[Stored items]
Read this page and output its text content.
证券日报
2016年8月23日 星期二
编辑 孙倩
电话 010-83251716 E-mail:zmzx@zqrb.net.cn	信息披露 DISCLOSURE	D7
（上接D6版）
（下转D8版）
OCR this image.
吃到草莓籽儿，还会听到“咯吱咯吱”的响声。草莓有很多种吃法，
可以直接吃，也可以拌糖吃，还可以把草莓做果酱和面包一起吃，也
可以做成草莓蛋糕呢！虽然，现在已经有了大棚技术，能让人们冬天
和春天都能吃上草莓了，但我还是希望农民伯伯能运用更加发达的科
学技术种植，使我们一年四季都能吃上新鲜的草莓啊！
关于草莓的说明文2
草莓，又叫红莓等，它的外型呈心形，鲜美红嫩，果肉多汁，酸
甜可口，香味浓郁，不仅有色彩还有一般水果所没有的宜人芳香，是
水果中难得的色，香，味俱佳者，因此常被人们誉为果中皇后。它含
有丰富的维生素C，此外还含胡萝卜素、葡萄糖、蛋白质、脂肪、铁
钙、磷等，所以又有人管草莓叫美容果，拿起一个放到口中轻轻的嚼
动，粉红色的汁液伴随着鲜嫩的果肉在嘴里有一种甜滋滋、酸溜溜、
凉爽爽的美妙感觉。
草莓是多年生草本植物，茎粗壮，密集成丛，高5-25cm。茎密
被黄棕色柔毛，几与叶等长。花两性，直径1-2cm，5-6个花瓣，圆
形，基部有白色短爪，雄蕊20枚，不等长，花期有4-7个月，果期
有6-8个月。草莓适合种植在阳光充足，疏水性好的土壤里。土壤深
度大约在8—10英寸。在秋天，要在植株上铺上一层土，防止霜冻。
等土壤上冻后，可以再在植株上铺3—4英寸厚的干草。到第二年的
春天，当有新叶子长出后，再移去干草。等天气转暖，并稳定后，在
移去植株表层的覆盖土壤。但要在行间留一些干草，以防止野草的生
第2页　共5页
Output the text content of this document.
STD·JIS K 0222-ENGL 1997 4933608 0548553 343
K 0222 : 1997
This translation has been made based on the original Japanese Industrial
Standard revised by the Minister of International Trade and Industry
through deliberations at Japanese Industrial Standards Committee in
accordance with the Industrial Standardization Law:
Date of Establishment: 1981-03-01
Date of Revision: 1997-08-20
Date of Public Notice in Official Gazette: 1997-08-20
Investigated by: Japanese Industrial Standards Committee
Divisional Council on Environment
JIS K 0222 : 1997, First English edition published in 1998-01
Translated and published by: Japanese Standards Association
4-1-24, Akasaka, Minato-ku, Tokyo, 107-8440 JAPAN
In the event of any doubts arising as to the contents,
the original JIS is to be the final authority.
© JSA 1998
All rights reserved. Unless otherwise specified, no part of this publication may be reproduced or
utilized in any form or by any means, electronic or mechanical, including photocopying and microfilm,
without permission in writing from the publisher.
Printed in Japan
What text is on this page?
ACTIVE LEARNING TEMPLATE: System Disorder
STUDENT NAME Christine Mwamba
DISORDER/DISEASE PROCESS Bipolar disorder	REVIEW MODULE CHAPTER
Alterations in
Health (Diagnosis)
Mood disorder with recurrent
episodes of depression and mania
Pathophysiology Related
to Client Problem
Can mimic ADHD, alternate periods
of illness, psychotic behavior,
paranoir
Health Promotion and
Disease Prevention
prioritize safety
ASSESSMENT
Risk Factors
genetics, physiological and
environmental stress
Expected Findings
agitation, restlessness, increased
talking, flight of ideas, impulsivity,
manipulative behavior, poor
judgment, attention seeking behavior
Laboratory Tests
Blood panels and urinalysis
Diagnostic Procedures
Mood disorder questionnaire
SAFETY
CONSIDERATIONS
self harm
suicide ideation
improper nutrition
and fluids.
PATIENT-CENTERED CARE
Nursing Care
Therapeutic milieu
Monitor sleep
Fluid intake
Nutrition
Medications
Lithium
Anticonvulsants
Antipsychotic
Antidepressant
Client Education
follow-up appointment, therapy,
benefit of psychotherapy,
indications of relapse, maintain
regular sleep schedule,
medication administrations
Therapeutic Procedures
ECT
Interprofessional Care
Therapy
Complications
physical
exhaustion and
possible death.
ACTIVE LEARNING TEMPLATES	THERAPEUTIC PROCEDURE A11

■ Aim
Which lines in the listing above hold the word "Mood"? Show each of them.

■ Problem solution
Mood disorder with recurrent
Mood disorder questionnaire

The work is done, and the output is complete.